▶ **Required work**:
Print the listing below exactly.

▶ **Given information**:
++++++++++

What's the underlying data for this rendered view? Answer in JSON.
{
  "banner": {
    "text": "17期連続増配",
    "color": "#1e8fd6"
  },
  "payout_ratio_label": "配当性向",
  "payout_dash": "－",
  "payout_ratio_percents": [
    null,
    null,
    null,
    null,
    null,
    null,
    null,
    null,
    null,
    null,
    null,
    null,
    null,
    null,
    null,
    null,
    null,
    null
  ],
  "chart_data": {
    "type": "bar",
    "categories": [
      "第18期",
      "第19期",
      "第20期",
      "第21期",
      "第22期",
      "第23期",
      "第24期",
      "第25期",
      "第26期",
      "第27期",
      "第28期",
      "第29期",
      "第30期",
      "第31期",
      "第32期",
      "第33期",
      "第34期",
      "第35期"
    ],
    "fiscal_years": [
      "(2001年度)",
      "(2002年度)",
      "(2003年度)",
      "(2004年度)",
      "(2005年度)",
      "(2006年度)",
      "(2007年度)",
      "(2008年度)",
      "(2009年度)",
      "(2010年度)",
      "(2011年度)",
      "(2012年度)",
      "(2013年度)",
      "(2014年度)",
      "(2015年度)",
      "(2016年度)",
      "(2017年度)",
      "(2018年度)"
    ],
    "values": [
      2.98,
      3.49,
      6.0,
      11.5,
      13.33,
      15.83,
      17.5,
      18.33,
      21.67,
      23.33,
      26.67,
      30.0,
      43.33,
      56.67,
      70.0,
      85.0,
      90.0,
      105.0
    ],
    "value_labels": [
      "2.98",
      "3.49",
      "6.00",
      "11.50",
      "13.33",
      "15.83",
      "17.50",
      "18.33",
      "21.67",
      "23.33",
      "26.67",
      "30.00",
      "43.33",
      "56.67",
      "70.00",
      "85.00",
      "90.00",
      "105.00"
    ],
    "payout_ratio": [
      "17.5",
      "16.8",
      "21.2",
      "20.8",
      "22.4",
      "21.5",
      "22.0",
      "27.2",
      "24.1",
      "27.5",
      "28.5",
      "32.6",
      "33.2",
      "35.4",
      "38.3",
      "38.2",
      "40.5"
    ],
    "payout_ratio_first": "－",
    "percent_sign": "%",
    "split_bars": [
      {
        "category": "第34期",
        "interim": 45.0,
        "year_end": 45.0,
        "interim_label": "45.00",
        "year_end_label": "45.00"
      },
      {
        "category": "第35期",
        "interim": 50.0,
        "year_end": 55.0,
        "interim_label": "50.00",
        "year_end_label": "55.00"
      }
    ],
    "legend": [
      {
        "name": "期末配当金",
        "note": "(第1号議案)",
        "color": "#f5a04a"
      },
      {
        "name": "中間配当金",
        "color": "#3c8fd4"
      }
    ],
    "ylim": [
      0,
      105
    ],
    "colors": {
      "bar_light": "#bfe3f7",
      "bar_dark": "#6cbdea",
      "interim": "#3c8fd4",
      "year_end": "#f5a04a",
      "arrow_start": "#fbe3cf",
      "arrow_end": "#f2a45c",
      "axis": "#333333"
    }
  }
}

++++++++++

▶ **Response**:
What's the underlying data for this rendered view? Answer in JSON.
{
  "banner": {
    "text": "17期連続増配",
    "color": "#1e8fd6"
  },
  "payout_ratio_label": "配当性向",
  "payout_dash": "－",
  "payout_ratio_percents": [
    null,
    null,
    null,
    null,
    null,
    null,
    null,
    null,
    null,
    null,
    null,
    null,
    null,
    null,
    null,
    null,
    null,
    null
  ],
  "chart_data": {
    "type": "bar",
    "categories": [
      "第18期",
      "第19期",
      "第20期",
      "第21期",
      "第22期",
      "第23期",
      "第24期",
      "第25期",
      "第26期",
      "第27期",
      "第28期",
      "第29期",
      "第30期",
      "第31期",
      "第32期",
      "第33期",
      "第34期",
      "第35期"
    ],
    "fiscal_years": [
      "(2001年度)",
      "(2002年度)",
      "(2003年度)",
      "(2004年度)",
      "(2005年度)",
      "(2006年度)",
      "(2007年度)",
      "(2008年度)",
      "(2009年度)",
      "(2010年度)",
      "(2011年度)",
      "(2012年度)",
      "(2013年度)",
      "(2014年度)",
      "(2015年度)",
      "(2016年度)",
      "(2017年度)",
      "(2018年度)"
    ],
    "values": [
      2.98,
      3.49,
      6.0,
      11.5,
      13.33,
      15.83,
      17.5,
      18.33,
      21.67,
      23.33,
      26.67,
      30.0,
      43.33,
      56.67,
      70.0,
      85.0,
      90.0,
      105.0
    ],
    "value_labels": [
      "2.98",
      "3.49",
      "6.00",
      "11.50",
      "13.33",
      "15.83",
      "17.50",
      "18.33",
      "21.67",
      "23.33",
      "26.67",
      "30.00",
      "43.33",
      "56.67",
      "70.00",
      "85.00",
      "90.00",
      "105.00"
    ],
    "payout_ratio": [
      "17.5",
      "16.8",
      "21.2",
      "20.8",
      "22.4",
      "21.5",
      "22.0",
      "27.2",
      "24.1",
      "27.5",
      "28.5",
      "32.6",
      "33.2",
      "35.4",
      "38.3",
      "38.2",
      "40.5"
    ],
    "payout_ratio_first": "－",
    "percent_sign": "%",
    "split_bars": [
      {
        "category": "第34期",
        "interim": 45.0,
        "year_end": 45.0,
        "interim_label": "45.00",
        "year_end_label": "45.00"
      },
      {
        "category": "第35期",
        "interim": 50.0,
        "year_end": 55.0,
        "interim_label": "50.00",
        "year_end_label": "55.00"
      }
    ],
    "legend": [
      {
        "name": "期末配当金",
        "note": "(第1号議案)",
        "color": "#f5a04a"
      },
      {
        "name": "中間配当金",
        "color": "#3c8fd4"
      }
    ],
    "ylim": [
      0,
      105
    ],
    "colors": {
      "bar_light": "#bfe3f7",
      "bar_dark": "#6cbdea",
      "interim": "#3c8fd4",
      "year_end": "#f5a04a",
      "arrow_start": "#fbe3cf",
      "arrow_end": "#f2a45c",
      "axis": "#333333"
    }
  }
}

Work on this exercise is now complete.